**DIRECTION**
Below are the records. List every line holding the word "screenshot".
** Start **
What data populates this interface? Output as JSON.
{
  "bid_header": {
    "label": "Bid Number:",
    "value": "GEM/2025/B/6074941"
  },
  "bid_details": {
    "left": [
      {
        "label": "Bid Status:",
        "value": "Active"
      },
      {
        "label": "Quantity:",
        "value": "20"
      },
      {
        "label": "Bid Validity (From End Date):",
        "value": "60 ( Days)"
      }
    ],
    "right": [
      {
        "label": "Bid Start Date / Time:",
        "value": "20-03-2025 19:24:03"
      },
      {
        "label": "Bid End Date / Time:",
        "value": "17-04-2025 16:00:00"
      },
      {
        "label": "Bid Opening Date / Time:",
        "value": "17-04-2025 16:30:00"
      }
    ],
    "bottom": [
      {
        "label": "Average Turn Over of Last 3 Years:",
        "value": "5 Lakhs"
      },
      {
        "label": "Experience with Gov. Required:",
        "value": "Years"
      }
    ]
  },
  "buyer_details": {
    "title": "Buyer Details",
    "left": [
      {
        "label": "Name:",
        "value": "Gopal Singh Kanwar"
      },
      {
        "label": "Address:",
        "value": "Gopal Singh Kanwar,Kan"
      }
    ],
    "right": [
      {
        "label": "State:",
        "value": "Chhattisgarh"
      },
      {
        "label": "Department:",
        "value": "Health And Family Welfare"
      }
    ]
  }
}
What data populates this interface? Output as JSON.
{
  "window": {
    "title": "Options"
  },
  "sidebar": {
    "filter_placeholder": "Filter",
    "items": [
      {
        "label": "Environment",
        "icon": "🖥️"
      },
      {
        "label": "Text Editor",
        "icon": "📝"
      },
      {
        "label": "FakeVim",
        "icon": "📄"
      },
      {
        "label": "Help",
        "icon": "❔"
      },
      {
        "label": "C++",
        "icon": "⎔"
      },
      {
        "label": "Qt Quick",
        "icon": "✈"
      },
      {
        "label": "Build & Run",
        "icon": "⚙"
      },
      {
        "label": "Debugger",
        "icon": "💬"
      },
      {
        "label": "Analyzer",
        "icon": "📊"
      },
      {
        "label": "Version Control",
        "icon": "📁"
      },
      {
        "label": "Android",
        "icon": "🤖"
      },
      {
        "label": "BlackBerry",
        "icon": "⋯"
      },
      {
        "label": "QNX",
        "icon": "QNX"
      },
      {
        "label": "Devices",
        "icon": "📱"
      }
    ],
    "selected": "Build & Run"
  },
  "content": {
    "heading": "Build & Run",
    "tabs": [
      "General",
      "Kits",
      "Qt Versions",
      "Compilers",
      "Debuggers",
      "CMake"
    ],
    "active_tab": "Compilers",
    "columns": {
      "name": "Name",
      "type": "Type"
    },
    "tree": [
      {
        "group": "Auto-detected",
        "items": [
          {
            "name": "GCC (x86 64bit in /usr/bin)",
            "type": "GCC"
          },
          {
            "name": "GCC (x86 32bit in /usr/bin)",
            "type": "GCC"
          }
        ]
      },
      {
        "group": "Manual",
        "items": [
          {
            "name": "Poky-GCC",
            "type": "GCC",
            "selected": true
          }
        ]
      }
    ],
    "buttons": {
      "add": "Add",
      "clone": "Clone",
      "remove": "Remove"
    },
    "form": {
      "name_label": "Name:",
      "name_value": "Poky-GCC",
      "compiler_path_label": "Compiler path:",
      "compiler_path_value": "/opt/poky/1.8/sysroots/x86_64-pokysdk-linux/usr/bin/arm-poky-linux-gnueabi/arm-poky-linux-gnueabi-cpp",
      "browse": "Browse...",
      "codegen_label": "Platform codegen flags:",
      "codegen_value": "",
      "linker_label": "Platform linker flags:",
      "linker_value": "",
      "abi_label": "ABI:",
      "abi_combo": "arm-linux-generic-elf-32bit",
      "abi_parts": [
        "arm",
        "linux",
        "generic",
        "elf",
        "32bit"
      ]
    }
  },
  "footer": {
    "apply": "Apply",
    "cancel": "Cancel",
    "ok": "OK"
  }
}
** End **
** Start **
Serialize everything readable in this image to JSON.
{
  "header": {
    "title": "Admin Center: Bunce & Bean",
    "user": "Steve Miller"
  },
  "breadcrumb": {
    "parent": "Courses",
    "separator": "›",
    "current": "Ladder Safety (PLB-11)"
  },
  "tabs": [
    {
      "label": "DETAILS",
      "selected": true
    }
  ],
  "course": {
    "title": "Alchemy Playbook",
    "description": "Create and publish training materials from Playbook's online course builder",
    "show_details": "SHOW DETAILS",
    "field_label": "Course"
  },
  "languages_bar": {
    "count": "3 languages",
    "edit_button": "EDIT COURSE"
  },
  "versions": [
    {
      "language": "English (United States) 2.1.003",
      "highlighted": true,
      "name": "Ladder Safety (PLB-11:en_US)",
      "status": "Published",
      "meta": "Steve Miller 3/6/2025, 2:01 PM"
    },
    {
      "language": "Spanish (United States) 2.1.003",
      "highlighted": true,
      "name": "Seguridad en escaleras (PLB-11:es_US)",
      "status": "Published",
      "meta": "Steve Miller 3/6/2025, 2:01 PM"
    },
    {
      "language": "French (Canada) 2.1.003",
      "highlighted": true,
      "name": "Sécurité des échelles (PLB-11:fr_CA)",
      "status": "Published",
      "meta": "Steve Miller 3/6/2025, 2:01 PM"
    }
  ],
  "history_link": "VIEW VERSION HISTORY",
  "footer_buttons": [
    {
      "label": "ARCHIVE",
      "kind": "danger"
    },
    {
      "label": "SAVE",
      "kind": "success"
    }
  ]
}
** End **
** Start **
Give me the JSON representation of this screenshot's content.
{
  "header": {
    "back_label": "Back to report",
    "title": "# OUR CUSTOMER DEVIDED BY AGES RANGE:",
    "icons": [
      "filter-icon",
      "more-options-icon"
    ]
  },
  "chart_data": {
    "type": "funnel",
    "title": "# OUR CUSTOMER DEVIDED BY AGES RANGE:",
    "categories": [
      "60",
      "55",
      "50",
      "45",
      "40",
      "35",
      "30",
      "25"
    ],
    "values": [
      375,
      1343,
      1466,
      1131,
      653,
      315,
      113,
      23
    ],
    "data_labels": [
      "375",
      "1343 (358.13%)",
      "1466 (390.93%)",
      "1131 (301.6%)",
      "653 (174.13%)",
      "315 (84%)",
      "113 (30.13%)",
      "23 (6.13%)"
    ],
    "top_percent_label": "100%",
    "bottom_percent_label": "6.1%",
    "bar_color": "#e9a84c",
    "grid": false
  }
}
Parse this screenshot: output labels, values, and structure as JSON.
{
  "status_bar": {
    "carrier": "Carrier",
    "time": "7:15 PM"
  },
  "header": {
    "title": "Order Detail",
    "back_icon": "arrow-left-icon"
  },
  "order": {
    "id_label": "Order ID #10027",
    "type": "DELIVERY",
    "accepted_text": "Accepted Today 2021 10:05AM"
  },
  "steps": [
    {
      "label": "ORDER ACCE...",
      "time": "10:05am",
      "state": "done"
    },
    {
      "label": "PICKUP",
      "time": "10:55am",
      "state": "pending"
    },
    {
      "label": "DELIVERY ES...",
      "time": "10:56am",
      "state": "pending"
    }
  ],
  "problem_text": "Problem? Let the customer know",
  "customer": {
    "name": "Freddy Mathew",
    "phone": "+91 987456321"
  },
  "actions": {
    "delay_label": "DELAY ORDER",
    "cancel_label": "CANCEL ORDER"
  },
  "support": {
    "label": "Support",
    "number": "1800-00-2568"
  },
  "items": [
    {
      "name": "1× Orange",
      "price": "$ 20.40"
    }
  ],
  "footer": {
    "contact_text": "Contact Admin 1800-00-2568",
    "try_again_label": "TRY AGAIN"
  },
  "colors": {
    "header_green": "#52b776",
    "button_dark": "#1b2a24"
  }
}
** End **
**OUTPUT OF THE TASK**
Give me the JSON representation of this screenshot's content.
Parse this screenshot: output labels, values, and structure as JSON.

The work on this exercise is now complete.